Parmigiano Typographic System (named after Parma, the city where Bodoni established his printing house) has the stated ambition to be the most extensive family of fonts ever to have been inspired by Giambattista Bodoni.
The idea of a sans serif to accompany a roman inspired by Bodoni raises the question of how to apply Bodoni’s design sensibilities to a typeface he would never have designed. Parmigiano Sans owes a design debt to early nineteenth century Grotesques such as William Thorowgood’s Seven Line Grotesque (1834), which were characterized by pronounced contrasts between thick and thin strokes, brusque terminations and an overall roundness of the letters. While these features are quite obvious in the bolder cuts of Parmigiano Sans, the lighter weights show less contrast and the Light cut is almost monolinear.

== DATA SUPPLIED ==

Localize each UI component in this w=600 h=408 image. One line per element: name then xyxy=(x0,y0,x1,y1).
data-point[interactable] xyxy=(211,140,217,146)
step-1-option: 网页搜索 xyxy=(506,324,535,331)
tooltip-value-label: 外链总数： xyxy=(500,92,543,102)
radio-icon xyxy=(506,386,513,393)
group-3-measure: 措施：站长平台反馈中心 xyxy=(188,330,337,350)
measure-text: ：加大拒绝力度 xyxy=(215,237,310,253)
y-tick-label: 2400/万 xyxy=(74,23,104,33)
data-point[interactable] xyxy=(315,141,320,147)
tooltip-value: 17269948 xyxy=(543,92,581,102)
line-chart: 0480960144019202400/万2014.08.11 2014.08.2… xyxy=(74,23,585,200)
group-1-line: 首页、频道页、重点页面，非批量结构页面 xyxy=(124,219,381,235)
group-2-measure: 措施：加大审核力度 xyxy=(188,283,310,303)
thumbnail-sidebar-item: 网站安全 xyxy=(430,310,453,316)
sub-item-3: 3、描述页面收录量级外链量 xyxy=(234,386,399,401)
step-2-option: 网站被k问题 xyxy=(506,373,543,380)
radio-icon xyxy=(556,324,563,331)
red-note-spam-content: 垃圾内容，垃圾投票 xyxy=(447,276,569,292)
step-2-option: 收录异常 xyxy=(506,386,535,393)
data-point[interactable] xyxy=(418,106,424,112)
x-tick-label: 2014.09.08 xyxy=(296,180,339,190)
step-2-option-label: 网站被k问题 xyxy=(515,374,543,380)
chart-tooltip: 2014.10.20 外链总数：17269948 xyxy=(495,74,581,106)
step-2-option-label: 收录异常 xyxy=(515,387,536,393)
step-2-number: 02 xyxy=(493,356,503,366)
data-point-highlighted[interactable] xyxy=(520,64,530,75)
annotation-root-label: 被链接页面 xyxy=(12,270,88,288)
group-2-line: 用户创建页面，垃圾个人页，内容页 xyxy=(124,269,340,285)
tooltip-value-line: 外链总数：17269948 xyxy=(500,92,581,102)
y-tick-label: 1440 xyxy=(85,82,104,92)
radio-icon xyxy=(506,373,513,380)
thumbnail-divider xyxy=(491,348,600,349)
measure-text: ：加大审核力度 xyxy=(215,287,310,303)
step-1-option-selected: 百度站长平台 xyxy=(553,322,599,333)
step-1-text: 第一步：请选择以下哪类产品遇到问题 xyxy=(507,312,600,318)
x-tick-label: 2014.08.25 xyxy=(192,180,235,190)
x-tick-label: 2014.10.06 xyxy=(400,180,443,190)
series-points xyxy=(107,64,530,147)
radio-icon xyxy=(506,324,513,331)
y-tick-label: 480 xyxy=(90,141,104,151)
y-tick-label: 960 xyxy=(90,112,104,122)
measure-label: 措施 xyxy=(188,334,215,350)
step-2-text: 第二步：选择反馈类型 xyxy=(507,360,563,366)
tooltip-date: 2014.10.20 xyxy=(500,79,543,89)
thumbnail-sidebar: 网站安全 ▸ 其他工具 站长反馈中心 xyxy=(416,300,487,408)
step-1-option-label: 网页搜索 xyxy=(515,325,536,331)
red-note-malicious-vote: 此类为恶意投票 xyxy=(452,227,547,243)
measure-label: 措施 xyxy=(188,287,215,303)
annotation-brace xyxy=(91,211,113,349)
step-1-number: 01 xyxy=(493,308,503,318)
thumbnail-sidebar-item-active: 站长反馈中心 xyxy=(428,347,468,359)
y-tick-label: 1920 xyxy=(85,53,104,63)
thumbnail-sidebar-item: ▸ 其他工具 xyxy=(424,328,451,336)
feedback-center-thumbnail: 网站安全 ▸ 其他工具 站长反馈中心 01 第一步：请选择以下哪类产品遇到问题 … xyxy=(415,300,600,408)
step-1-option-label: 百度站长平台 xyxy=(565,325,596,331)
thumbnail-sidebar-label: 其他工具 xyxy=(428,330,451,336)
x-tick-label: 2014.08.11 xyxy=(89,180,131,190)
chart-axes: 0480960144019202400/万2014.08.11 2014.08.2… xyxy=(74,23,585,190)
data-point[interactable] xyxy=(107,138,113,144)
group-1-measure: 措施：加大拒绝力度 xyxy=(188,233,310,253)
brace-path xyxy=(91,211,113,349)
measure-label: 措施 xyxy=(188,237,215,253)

== EXERCISE TASKS ==
- a) Summarize the Parmigiano text in two sentences.
- b) Pick out every line of the entries that contains the string "收录异常", and treat case as significant.
The Parmigiano text and the entries are unrelated to each other.

== WORKED ANSWERS ==
- a) Parmigiano Typographic System, named after the city of Parma where Bodoni set up his printing house, aims to be the largest font family ever inspired by Giambattista Bodoni. Its sans serif draws on early nineteenth-century Grotesques such as Thorowgood's Seven Line Grotesque, with strong thick-thin contrast in the bolder cuts, less contrast in the lighter weights, and an almost monolinear Light cut.

- b)
step-2-option: 收录异常 xyxy=(506,386,535,393)
step-2-option-label: 收录异常 xyxy=(515,387,536,393)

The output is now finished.